Go through the lines below and copy each one that holds the string "LARGO".

> _RECORDS FOR THIS TASK_
::::
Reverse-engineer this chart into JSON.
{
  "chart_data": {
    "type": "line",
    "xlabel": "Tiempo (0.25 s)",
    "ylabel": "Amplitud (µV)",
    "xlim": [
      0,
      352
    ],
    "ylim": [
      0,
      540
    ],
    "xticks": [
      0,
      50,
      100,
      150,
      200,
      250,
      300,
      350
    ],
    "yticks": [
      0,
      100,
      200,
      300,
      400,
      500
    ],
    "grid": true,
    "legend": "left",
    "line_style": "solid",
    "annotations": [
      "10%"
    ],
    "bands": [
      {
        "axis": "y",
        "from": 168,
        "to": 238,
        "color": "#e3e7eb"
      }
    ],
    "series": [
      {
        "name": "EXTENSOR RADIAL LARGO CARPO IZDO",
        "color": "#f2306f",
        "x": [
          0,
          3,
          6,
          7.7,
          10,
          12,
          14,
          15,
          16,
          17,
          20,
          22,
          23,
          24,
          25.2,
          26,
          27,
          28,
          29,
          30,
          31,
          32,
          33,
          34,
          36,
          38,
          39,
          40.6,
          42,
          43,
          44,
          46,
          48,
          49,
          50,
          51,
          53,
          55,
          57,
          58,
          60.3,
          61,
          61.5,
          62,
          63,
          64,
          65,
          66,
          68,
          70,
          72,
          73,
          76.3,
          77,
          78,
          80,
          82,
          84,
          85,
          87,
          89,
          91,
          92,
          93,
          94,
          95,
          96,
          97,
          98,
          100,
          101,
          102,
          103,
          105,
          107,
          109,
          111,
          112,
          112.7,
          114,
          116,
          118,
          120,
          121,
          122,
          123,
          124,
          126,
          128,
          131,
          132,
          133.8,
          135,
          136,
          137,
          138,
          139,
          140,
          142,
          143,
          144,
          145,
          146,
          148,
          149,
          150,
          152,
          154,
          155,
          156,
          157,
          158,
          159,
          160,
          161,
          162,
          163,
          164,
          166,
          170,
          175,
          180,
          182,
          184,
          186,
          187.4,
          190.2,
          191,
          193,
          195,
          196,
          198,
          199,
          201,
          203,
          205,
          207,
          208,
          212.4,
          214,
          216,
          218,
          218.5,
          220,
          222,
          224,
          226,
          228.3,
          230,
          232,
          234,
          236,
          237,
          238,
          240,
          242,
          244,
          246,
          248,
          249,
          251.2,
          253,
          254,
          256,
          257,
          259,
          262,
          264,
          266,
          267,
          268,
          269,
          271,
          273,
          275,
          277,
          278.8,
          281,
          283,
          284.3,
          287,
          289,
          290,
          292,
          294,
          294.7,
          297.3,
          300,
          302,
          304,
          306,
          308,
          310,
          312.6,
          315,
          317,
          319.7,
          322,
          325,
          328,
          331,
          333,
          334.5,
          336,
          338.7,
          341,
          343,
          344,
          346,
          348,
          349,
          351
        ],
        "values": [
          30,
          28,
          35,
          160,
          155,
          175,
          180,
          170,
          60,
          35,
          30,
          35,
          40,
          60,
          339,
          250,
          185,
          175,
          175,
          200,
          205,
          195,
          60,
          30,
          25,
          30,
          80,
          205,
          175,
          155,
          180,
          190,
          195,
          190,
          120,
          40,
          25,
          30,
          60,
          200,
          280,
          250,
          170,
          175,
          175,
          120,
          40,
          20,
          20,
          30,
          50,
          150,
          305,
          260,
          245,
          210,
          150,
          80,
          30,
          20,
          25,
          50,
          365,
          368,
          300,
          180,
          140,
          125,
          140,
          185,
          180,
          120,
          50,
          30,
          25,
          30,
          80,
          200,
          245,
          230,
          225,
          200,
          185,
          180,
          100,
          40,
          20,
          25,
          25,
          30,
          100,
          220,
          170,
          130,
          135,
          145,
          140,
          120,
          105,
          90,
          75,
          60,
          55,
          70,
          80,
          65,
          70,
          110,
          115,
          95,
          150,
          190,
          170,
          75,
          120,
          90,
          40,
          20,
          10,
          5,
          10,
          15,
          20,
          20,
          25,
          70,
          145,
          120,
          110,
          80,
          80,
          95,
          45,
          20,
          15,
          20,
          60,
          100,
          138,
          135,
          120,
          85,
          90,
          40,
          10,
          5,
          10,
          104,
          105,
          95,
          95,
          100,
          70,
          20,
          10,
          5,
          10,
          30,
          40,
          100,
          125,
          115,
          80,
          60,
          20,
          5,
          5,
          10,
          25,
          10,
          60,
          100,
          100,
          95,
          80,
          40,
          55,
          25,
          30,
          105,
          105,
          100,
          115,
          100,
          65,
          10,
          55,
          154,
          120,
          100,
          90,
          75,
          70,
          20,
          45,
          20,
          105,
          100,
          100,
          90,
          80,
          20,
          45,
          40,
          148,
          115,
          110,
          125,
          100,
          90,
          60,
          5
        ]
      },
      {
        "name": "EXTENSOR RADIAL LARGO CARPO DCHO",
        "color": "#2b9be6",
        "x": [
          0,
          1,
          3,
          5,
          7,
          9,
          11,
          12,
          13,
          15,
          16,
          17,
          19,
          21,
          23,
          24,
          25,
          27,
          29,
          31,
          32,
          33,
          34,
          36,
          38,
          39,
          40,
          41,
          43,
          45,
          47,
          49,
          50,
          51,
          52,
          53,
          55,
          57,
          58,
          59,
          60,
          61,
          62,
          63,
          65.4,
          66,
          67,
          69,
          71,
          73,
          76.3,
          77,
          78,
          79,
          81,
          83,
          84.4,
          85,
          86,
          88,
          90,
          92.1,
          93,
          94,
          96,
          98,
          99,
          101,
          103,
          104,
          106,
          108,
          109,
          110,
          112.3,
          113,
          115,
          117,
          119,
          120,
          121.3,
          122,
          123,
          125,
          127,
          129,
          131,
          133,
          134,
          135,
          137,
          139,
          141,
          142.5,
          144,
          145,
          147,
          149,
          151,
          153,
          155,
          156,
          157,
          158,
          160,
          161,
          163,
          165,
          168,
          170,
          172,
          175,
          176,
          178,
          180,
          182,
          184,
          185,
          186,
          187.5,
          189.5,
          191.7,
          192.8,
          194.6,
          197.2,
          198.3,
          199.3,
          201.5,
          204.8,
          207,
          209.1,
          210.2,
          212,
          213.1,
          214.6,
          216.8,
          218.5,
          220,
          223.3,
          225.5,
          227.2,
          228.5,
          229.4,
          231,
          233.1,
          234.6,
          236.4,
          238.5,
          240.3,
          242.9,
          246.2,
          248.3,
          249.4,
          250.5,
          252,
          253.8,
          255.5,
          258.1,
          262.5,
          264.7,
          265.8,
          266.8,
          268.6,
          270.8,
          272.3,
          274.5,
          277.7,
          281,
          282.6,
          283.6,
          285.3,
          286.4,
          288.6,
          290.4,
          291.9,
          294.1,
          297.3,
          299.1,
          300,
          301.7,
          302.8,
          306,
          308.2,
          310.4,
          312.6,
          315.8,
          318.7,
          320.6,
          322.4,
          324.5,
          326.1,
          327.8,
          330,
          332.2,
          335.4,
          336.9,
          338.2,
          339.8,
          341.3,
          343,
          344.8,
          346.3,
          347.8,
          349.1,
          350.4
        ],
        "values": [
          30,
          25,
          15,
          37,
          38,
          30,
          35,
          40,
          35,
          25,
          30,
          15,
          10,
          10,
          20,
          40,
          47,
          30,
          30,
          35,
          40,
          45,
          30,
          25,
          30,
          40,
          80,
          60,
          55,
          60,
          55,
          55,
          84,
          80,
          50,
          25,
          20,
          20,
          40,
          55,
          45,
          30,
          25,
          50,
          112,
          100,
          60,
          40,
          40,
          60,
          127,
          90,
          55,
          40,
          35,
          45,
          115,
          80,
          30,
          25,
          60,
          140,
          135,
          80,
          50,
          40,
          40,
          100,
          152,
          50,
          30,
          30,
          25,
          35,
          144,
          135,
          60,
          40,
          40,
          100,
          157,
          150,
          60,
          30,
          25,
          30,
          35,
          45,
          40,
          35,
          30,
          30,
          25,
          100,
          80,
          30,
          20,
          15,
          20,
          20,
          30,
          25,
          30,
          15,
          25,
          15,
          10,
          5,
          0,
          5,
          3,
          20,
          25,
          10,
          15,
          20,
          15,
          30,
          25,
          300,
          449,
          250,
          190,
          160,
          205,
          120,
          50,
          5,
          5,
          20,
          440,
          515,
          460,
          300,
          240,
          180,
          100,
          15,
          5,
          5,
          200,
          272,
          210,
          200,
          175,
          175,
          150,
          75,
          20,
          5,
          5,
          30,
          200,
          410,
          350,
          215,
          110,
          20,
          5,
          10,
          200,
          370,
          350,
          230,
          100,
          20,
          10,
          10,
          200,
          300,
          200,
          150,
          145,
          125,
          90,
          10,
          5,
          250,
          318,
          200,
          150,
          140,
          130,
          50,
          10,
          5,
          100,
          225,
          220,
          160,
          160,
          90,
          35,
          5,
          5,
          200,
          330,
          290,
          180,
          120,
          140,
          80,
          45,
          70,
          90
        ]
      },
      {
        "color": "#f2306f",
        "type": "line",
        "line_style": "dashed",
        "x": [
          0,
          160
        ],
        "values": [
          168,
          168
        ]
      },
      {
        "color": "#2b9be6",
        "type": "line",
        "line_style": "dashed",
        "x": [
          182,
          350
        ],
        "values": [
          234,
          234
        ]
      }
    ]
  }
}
::::
> _RESULT OF THIS EXERCISE_
        "name": "EXTENSOR RADIAL LARGO CARPO IZDO",
        "name": "EXTENSOR RADIAL LARGO CARPO DCHO",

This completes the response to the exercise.